** Required work **
Show all lines holding "Projects".

** The records **
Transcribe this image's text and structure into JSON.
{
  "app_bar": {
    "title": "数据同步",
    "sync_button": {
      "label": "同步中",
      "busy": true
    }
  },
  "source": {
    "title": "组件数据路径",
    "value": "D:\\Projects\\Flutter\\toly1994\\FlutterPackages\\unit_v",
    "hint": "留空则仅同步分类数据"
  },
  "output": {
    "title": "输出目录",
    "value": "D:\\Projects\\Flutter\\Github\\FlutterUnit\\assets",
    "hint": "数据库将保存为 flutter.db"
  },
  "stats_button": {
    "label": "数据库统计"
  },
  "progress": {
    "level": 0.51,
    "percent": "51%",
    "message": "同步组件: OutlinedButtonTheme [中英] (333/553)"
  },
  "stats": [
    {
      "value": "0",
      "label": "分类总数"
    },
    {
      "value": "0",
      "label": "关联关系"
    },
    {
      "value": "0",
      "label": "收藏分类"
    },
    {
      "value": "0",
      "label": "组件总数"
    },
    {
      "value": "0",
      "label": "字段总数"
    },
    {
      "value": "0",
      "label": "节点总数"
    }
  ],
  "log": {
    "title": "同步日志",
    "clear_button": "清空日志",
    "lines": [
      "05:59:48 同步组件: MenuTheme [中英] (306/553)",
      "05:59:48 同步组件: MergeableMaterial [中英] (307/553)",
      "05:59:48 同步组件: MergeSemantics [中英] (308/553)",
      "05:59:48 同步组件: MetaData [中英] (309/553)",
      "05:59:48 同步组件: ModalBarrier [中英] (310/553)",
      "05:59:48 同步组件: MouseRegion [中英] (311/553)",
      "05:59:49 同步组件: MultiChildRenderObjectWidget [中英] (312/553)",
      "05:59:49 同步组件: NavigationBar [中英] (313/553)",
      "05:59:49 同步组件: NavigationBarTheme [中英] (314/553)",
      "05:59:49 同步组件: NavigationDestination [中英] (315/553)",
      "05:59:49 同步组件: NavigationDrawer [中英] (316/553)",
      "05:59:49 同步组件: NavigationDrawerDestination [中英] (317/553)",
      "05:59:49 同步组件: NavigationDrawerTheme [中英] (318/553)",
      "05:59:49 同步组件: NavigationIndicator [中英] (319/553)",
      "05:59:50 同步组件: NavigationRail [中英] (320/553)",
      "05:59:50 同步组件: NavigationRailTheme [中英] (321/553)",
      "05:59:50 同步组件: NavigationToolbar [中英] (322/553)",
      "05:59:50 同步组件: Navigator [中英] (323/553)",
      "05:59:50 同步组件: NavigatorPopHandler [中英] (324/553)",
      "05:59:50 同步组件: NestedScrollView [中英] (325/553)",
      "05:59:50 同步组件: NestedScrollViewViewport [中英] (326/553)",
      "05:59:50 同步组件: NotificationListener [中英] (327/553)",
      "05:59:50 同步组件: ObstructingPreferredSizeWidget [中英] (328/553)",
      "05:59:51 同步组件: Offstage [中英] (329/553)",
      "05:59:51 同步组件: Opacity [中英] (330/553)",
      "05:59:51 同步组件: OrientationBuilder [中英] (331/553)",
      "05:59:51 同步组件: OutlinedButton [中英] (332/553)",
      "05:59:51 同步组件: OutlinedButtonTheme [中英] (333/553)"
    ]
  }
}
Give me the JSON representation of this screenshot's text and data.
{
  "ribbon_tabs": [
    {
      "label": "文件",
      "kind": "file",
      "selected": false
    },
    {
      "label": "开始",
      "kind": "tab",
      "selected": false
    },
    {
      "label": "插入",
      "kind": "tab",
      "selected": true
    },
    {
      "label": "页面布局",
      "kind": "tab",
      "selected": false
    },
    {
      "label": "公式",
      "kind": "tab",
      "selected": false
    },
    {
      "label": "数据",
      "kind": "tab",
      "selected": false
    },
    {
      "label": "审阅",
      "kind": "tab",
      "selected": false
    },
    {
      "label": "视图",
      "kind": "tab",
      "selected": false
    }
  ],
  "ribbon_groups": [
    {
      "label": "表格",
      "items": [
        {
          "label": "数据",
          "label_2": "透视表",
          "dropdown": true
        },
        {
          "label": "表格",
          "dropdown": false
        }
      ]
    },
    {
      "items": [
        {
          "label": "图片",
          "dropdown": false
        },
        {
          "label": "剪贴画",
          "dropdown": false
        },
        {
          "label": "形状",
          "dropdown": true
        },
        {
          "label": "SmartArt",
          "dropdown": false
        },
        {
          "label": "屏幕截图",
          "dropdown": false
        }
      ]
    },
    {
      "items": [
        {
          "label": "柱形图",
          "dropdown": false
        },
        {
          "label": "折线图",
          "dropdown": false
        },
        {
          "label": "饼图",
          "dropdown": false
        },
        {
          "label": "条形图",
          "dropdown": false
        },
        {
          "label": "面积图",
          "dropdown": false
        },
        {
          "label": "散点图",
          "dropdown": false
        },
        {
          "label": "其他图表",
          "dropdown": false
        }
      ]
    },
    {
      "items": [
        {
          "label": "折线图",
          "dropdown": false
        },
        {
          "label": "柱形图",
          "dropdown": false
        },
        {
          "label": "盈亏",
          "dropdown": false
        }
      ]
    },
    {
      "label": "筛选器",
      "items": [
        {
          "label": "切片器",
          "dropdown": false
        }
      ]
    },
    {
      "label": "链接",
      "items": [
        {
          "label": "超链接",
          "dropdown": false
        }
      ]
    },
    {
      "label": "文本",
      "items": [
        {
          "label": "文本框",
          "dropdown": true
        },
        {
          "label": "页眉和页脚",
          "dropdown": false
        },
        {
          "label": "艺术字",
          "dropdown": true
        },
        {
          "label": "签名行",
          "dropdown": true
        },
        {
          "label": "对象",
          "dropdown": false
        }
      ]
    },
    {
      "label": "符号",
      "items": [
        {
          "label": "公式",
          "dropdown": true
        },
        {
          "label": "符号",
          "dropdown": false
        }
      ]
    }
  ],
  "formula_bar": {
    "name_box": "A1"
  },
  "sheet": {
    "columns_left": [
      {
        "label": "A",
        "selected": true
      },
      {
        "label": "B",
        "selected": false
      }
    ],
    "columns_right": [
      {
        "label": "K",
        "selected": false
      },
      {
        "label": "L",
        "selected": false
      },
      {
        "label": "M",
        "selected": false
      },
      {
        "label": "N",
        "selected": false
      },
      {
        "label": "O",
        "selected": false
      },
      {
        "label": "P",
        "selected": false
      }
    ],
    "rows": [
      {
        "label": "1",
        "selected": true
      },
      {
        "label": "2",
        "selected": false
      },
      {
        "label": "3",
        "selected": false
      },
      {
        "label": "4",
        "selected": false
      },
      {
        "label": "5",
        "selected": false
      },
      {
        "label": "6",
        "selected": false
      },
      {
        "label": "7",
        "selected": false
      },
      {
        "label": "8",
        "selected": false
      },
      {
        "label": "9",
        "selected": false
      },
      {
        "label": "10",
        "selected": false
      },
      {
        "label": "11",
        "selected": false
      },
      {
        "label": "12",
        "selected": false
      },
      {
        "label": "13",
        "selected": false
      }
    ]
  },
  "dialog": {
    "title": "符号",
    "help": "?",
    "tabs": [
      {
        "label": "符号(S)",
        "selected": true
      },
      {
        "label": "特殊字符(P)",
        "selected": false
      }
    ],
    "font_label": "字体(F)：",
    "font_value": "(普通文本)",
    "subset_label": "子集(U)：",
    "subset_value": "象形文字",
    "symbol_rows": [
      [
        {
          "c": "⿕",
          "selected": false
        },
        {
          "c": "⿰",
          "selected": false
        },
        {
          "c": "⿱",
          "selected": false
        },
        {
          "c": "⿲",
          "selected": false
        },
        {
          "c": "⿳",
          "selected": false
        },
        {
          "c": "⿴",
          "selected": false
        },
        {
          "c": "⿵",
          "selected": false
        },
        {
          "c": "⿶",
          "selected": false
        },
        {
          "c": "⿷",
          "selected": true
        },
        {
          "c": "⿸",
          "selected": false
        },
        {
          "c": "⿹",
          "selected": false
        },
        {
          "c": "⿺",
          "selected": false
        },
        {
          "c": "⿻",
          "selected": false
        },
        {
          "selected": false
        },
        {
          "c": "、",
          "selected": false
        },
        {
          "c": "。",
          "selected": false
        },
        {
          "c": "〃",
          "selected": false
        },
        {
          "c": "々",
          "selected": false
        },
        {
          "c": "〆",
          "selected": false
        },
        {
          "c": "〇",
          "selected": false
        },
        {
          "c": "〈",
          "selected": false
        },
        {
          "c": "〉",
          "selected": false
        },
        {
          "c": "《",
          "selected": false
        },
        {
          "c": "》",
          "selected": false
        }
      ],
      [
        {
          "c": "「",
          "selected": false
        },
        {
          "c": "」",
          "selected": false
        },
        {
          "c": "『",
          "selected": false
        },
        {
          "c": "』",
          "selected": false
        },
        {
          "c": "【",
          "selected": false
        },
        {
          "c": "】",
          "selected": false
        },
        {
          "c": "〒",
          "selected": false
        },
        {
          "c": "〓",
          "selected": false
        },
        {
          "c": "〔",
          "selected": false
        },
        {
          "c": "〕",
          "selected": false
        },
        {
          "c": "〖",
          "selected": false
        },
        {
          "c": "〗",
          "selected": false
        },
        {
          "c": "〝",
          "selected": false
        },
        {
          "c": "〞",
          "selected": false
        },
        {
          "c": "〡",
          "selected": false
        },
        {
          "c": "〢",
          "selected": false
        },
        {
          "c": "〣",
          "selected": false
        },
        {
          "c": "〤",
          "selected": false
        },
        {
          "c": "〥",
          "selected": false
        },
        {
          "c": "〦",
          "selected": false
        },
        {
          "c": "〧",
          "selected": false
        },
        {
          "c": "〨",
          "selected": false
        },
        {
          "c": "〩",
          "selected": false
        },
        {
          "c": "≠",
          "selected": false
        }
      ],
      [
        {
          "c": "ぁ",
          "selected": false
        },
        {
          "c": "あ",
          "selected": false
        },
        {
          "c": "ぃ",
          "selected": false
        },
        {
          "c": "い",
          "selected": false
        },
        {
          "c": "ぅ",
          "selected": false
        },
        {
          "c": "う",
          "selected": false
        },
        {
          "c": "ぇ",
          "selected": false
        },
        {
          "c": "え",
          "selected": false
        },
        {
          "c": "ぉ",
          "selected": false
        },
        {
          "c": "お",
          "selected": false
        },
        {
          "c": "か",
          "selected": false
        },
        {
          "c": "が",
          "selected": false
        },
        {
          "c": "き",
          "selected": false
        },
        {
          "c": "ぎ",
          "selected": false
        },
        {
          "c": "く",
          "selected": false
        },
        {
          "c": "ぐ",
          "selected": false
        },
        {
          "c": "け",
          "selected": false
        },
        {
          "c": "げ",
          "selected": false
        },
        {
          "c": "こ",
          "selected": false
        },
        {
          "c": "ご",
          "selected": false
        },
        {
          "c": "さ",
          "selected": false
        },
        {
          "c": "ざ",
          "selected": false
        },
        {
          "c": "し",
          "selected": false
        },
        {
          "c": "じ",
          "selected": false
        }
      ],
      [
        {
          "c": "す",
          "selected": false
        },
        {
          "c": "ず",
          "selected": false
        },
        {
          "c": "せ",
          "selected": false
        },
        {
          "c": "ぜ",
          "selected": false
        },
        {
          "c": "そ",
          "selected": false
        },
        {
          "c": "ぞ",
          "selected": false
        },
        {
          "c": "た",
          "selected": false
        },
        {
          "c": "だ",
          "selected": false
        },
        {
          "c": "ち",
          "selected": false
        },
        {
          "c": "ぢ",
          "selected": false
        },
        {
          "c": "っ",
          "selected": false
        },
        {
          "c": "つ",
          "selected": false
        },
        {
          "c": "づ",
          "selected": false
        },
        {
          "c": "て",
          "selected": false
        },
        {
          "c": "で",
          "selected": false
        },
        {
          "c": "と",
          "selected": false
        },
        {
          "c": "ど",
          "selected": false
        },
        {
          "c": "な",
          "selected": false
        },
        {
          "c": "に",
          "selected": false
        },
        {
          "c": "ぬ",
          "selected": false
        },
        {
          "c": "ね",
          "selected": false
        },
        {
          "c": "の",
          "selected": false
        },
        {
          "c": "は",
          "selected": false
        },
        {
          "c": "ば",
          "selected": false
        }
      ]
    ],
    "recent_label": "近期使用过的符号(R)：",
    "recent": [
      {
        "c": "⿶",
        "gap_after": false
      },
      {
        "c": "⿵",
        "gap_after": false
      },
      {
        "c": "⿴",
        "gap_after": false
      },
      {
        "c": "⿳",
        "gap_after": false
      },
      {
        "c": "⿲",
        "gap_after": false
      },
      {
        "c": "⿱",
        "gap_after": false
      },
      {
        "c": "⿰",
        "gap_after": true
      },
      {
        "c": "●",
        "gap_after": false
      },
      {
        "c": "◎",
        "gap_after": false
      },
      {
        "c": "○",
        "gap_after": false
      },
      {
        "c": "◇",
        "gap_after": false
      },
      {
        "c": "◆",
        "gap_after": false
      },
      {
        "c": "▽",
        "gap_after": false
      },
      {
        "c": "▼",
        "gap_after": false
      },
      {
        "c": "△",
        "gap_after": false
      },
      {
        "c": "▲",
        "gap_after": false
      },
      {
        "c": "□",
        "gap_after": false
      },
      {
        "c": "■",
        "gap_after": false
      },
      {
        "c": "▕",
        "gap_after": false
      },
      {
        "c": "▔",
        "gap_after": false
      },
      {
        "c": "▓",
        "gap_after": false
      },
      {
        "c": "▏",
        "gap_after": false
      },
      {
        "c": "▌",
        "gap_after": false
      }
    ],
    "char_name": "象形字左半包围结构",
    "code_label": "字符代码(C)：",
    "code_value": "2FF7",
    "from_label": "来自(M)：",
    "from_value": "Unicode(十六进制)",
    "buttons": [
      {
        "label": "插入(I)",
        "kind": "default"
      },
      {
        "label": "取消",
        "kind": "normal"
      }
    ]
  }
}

** Response to this exercise **
    "value": "D:\\Projects\\Flutter\\toly1994\\FlutterPackages\\unit_v",
    "value": "D:\\Projects\\Flutter\\Github\\FlutterUnit\\assets",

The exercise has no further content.